WRITTEN INSTRUCTION: In the listing below, locate the lines that hold "miners" and copy them.

-- Start DATASET EXCERPTS --

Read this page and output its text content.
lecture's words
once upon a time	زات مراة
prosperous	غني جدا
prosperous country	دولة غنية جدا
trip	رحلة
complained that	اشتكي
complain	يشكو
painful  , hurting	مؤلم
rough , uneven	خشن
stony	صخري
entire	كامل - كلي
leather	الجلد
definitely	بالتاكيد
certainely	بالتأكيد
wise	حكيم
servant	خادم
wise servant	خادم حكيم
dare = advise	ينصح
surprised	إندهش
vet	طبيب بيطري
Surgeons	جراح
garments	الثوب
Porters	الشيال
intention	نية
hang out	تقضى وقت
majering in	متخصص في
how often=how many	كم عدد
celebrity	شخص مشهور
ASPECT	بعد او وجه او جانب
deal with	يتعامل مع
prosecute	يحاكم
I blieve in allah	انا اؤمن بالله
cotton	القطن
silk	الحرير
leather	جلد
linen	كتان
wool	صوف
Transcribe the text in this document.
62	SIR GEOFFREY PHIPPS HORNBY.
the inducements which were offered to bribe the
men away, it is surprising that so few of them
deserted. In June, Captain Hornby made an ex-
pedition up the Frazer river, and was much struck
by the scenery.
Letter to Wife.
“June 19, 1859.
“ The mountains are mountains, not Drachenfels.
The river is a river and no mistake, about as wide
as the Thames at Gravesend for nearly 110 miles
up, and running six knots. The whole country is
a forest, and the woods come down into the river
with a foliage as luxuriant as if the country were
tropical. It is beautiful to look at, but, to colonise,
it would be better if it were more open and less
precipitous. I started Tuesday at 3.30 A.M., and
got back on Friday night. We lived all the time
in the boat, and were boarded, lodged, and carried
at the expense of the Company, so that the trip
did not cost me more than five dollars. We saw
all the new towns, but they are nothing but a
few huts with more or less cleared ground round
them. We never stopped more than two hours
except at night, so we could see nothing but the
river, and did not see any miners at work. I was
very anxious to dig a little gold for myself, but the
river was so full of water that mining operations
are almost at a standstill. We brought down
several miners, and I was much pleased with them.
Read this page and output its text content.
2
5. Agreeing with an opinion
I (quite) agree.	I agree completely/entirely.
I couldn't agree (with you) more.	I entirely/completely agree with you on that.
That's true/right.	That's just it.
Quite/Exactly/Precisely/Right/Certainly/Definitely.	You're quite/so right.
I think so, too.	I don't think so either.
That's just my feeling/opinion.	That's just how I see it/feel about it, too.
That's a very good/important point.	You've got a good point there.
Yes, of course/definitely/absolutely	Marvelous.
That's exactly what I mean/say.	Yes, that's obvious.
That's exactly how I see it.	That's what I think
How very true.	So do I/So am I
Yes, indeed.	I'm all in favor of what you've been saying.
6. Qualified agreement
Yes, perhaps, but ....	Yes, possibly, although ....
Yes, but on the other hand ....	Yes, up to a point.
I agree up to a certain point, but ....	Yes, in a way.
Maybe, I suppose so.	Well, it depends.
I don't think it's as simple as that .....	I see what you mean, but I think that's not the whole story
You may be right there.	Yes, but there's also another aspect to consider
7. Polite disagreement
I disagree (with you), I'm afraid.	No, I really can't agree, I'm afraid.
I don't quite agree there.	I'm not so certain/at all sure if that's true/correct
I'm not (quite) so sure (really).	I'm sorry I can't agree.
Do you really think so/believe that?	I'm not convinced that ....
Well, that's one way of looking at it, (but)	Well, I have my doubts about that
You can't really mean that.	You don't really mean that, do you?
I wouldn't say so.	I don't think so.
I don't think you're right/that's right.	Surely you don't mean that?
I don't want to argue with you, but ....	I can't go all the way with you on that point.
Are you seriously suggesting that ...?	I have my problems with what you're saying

-- End DATASET EXCERPTS --

WRITTEN ANSWER:
river, and did not see any miners at work. I was
several miners, and I was much pleased with them.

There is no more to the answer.